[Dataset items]
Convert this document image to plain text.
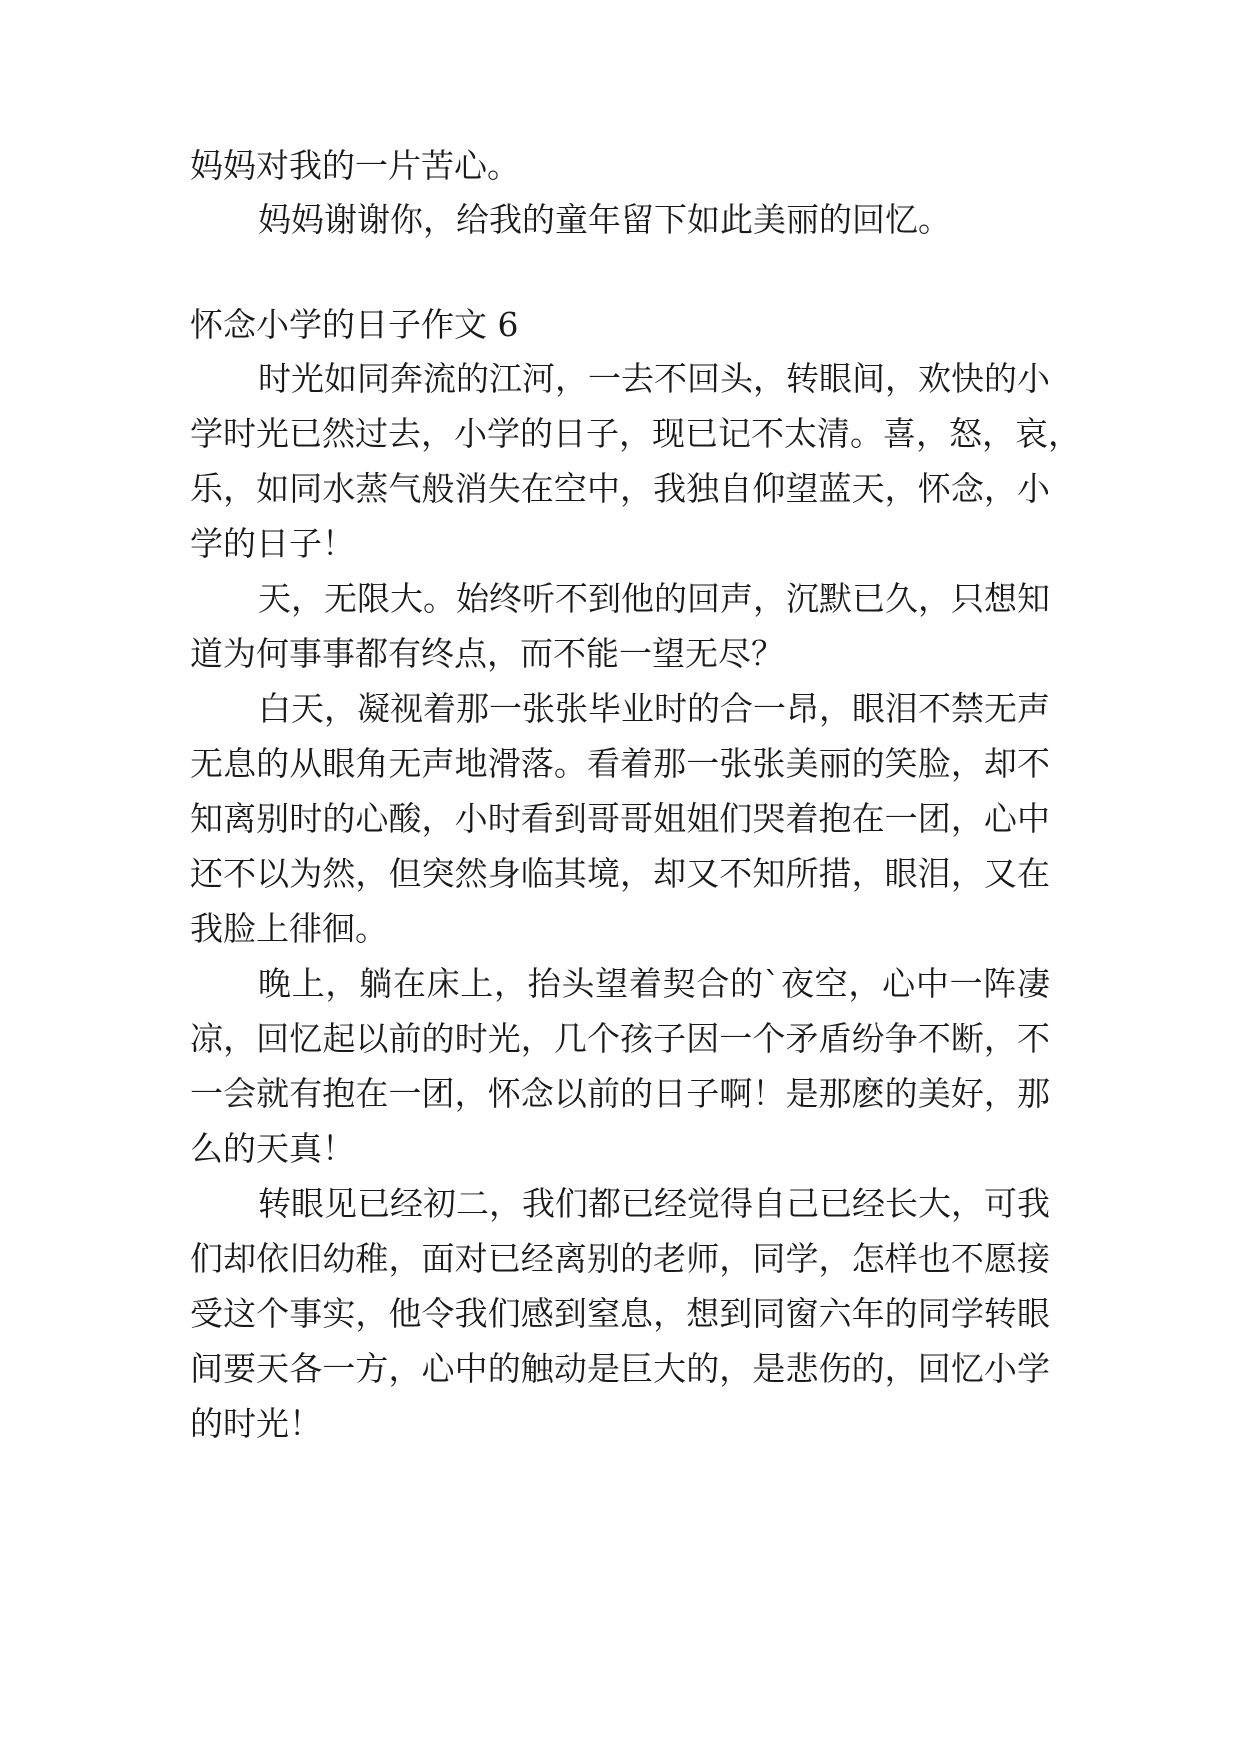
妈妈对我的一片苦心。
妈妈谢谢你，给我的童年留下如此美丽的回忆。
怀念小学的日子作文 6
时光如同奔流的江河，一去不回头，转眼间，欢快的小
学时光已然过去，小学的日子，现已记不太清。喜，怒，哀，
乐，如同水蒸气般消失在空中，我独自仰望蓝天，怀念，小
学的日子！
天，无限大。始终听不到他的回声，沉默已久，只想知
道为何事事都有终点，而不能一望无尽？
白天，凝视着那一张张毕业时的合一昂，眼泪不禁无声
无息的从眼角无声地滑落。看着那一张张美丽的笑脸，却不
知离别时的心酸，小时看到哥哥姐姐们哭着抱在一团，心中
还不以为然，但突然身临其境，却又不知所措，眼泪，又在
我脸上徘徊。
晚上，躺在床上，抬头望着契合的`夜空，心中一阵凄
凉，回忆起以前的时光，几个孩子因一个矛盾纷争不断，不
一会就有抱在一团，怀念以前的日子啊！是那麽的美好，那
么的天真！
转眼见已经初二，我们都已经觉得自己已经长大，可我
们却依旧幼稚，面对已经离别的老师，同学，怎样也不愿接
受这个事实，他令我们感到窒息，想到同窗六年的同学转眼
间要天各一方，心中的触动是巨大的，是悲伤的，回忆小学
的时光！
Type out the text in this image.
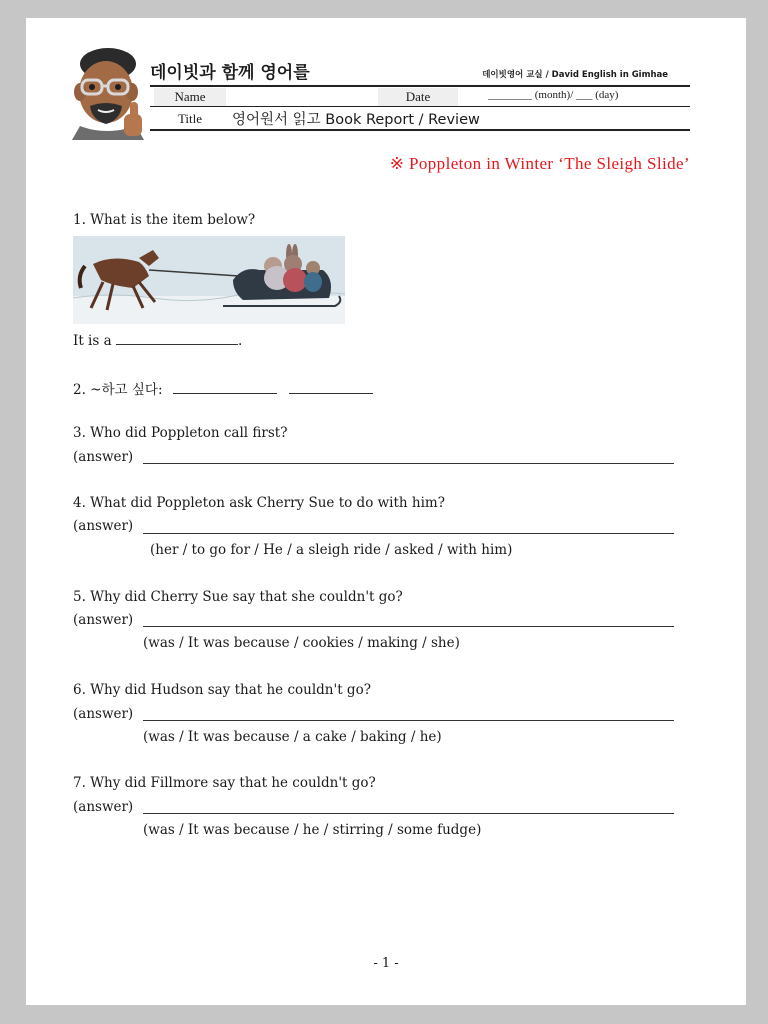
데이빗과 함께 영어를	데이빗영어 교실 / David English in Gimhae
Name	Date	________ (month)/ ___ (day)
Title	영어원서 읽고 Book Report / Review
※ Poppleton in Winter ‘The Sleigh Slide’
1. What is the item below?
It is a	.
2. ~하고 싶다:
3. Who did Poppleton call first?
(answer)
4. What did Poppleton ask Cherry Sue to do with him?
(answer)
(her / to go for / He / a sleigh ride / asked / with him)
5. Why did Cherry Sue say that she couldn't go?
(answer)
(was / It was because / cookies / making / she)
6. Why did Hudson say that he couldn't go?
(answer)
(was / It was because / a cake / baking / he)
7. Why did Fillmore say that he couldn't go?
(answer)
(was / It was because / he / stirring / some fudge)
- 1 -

[Work to be completed] Tell how many lines of the data include the word "couldn", and nothing else.

[Reply] 3